# [Task prompt]
Without altering anything, output the material below.

# [Provided data]

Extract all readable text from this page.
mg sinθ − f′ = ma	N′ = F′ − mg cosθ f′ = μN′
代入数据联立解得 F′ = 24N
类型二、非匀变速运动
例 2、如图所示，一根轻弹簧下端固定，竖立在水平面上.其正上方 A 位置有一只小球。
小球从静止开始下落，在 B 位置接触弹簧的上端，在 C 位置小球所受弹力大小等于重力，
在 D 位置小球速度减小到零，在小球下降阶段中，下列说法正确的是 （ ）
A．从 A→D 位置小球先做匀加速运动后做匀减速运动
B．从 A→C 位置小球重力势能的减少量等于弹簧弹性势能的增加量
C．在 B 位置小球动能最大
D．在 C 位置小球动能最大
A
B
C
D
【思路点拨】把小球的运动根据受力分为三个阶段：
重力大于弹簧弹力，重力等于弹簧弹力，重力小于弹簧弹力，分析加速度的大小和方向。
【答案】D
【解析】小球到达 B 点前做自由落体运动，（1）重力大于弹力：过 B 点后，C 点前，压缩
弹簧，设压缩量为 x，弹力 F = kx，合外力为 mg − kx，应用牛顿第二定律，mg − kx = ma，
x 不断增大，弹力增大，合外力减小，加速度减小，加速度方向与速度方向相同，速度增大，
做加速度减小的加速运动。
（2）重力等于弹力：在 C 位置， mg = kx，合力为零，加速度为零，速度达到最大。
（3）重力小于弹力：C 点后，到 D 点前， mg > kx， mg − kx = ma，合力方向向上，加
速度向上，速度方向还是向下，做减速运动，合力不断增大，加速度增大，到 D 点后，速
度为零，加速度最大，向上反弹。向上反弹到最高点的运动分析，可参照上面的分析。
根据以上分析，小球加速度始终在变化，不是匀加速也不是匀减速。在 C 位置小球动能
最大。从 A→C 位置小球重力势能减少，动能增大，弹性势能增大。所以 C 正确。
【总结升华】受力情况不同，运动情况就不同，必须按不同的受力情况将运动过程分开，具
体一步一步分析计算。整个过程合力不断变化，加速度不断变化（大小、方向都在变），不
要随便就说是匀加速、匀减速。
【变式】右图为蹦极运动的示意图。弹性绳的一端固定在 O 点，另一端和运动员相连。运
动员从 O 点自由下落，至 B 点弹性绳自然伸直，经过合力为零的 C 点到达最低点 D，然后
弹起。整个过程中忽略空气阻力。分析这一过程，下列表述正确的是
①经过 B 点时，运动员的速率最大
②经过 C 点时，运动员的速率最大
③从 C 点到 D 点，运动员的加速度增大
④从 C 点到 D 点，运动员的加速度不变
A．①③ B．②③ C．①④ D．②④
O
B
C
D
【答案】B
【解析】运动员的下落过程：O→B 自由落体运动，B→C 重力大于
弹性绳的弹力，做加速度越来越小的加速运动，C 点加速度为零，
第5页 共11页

# [Response to the task]
Extract all readable text from this page.
mg sinθ − f′ = ma	N′ = F′ − mg cosθ f′ = μN′
代入数据联立解得 F′ = 24N
类型二、非匀变速运动
例 2、如图所示，一根轻弹簧下端固定，竖立在水平面上.其正上方 A 位置有一只小球。
小球从静止开始下落，在 B 位置接触弹簧的上端，在 C 位置小球所受弹力大小等于重力，
在 D 位置小球速度减小到零，在小球下降阶段中，下列说法正确的是 （ ）
A．从 A→D 位置小球先做匀加速运动后做匀减速运动
B．从 A→C 位置小球重力势能的减少量等于弹簧弹性势能的增加量
C．在 B 位置小球动能最大
D．在 C 位置小球动能最大
A
B
C
D
【思路点拨】把小球的运动根据受力分为三个阶段：
重力大于弹簧弹力，重力等于弹簧弹力，重力小于弹簧弹力，分析加速度的大小和方向。
【答案】D
【解析】小球到达 B 点前做自由落体运动，（1）重力大于弹力：过 B 点后，C 点前，压缩
弹簧，设压缩量为 x，弹力 F = kx，合外力为 mg − kx，应用牛顿第二定律，mg − kx = ma，
x 不断增大，弹力增大，合外力减小，加速度减小，加速度方向与速度方向相同，速度增大，
做加速度减小的加速运动。
（2）重力等于弹力：在 C 位置， mg = kx，合力为零，加速度为零，速度达到最大。
（3）重力小于弹力：C 点后，到 D 点前， mg > kx， mg − kx = ma，合力方向向上，加
速度向上，速度方向还是向下，做减速运动，合力不断增大，加速度增大，到 D 点后，速
度为零，加速度最大，向上反弹。向上反弹到最高点的运动分析，可参照上面的分析。
根据以上分析，小球加速度始终在变化，不是匀加速也不是匀减速。在 C 位置小球动能
最大。从 A→C 位置小球重力势能减少，动能增大，弹性势能增大。所以 C 正确。
【总结升华】受力情况不同，运动情况就不同，必须按不同的受力情况将运动过程分开，具
体一步一步分析计算。整个过程合力不断变化，加速度不断变化（大小、方向都在变），不
要随便就说是匀加速、匀减速。
【变式】右图为蹦极运动的示意图。弹性绳的一端固定在 O 点，另一端和运动员相连。运
动员从 O 点自由下落，至 B 点弹性绳自然伸直，经过合力为零的 C 点到达最低点 D，然后
弹起。整个过程中忽略空气阻力。分析这一过程，下列表述正确的是
①经过 B 点时，运动员的速率最大
②经过 C 点时，运动员的速率最大
③从 C 点到 D 点，运动员的加速度增大
④从 C 点到 D 点，运动员的加速度不变
A．①③ B．②③ C．①④ D．②④
O
B
C
D
【答案】B
【解析】运动员的下落过程：O→B 自由落体运动，B→C 重力大于
弹性绳的弹力，做加速度越来越小的加速运动，C 点加速度为零，
第5页 共11页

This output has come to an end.